Exercise objective:
Transcribe the Host Metrics reference below word for word, from "Reference information for" to "the metric name.".

Page:

Host Metrics

Reference information for Host Metrics

In addition to these base metrics, many aggregate metrics are available. If an entity type has parents defined, you can formulate all possible aggregate metrics using the formula base_metric_across_parents.

In addition, metrics for aggregate totals can be formed by adding the prefix total_ to the front of the metric name.

Use the type-ahead feature in the Cloudera Manager chart browser to find the exact aggregate metric name, in case the plural form does not end in "s".

For example, the following metric names may be valid for Host:

  • agent_cert_expiry_across_clusters
  • total_agent_cert_expiry_across_clusters

Some metrics, such as alerts_rate, apply to nearly every metric context. Others only apply to a certain service or role.

Available data:

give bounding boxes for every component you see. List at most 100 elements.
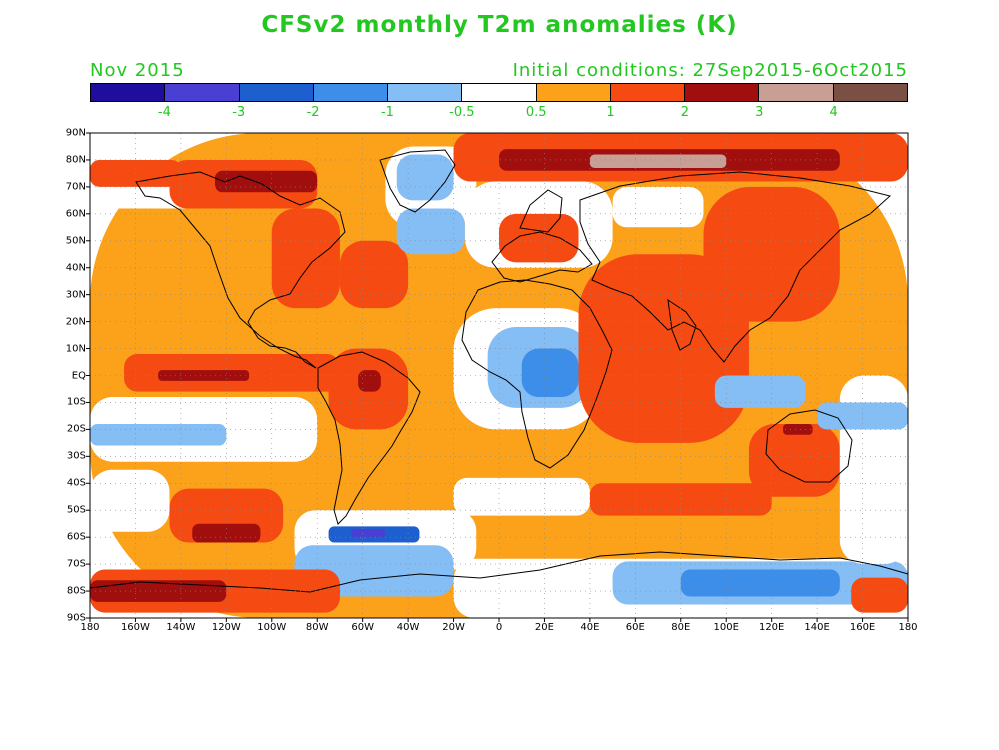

Solution for this problem:
Reference information for Host Metrics

In addition to these base metrics, many aggregate metrics are available. If an entity type has parents defined, you can formulate all possible aggregate metrics using the formula base_metric_across_parents.

In addition, metrics for aggregate totals can be formed by adding the prefix total_ to the front of the metric name.